→ **Task to complete**:
Filter the records below down to lines containing "Alsarium".
====================
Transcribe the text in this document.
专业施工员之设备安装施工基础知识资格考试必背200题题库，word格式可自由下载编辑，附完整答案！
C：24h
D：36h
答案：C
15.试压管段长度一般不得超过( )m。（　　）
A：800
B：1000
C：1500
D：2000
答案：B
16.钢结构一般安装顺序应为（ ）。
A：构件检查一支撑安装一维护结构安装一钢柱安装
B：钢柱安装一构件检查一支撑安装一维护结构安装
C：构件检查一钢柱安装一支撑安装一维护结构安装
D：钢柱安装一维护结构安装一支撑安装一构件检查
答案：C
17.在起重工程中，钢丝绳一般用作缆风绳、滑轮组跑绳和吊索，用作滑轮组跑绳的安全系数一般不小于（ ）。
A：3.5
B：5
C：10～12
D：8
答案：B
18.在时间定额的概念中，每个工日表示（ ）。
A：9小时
====================
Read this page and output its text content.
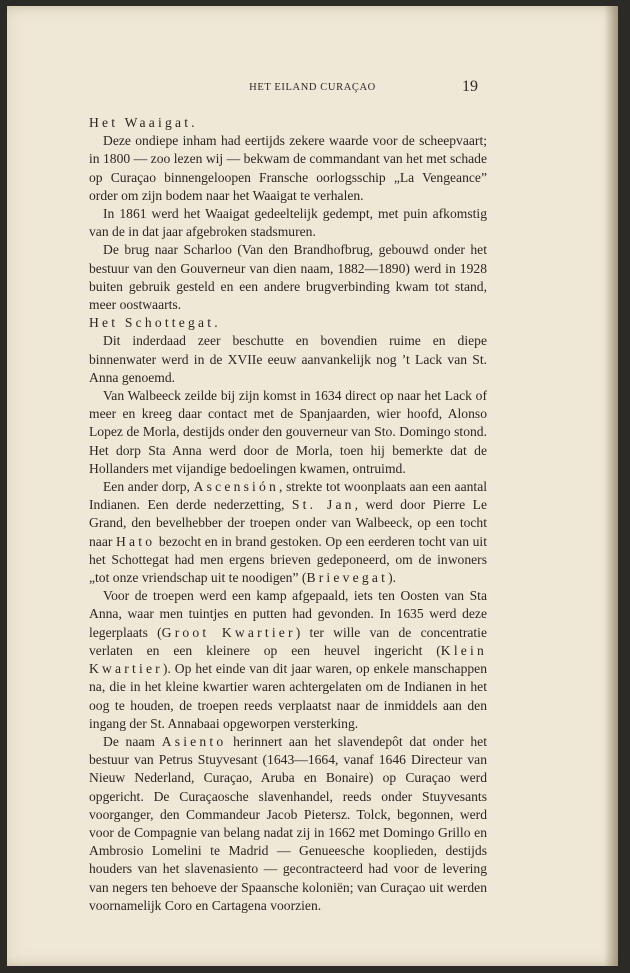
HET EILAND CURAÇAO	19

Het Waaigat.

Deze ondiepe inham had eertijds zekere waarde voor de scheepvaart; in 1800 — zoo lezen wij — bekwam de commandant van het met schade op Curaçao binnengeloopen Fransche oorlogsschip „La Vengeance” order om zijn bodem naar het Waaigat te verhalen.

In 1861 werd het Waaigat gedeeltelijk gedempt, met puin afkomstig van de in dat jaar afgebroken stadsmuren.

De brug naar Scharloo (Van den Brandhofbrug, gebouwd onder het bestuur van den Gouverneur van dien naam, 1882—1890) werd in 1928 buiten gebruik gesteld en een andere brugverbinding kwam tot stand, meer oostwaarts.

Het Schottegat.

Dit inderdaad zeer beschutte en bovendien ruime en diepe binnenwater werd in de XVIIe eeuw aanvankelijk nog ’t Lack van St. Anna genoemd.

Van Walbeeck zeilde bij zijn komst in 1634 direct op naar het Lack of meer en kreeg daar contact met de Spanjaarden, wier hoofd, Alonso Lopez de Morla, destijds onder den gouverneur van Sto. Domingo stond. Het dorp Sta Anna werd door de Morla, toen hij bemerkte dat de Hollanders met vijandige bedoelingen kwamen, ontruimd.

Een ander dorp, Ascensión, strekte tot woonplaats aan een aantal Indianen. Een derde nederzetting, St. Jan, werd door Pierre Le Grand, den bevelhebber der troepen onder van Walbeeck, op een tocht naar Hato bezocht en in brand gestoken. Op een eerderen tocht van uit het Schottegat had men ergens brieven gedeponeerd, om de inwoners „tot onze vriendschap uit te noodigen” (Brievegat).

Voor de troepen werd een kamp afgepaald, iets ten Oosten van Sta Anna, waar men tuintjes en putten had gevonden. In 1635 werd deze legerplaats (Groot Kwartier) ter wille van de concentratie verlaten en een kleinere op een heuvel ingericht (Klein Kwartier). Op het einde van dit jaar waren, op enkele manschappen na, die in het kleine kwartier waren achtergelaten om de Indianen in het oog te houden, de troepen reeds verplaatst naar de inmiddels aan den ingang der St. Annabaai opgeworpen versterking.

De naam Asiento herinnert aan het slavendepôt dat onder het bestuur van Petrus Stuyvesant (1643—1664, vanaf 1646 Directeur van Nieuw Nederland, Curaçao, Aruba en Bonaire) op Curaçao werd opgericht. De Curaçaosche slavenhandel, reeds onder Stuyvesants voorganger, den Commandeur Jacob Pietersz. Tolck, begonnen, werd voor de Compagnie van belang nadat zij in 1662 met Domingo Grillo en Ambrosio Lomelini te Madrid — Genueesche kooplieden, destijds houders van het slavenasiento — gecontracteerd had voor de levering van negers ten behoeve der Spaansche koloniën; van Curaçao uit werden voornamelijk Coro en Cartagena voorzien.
====================
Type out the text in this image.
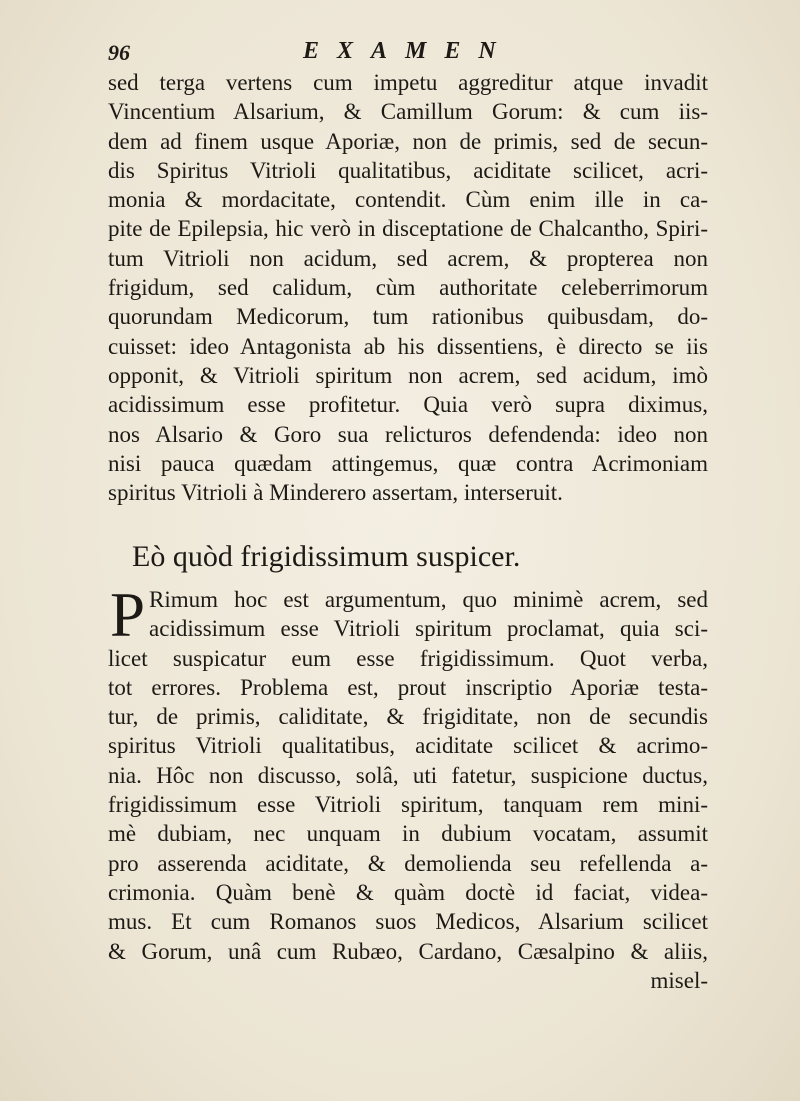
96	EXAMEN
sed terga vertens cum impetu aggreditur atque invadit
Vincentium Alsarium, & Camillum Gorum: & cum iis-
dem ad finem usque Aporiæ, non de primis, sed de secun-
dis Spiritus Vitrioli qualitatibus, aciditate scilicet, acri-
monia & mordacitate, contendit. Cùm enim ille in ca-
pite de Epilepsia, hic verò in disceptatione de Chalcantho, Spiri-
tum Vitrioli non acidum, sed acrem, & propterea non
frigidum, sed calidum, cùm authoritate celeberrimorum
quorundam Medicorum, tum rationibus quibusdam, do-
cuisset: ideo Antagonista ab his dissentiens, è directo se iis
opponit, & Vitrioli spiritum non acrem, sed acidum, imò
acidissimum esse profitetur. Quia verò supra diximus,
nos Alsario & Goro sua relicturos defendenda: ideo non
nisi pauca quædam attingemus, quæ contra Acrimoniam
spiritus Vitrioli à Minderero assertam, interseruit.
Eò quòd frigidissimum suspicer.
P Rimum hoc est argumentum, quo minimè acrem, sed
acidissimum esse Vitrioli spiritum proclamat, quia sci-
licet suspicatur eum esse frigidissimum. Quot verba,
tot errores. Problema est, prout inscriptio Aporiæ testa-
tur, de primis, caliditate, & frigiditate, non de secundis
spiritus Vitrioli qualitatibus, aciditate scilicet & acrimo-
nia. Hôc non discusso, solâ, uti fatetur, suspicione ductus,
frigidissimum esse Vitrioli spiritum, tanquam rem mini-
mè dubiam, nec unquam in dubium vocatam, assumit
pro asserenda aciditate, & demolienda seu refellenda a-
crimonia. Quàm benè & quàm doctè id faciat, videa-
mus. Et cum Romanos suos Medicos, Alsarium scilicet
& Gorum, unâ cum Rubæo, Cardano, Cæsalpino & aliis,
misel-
====================
→ **Task response**:
Vincentium Alsarium, & Camillum Gorum: & cum iis-
mus. Et cum Romanos suos Medicos, Alsarium scilicet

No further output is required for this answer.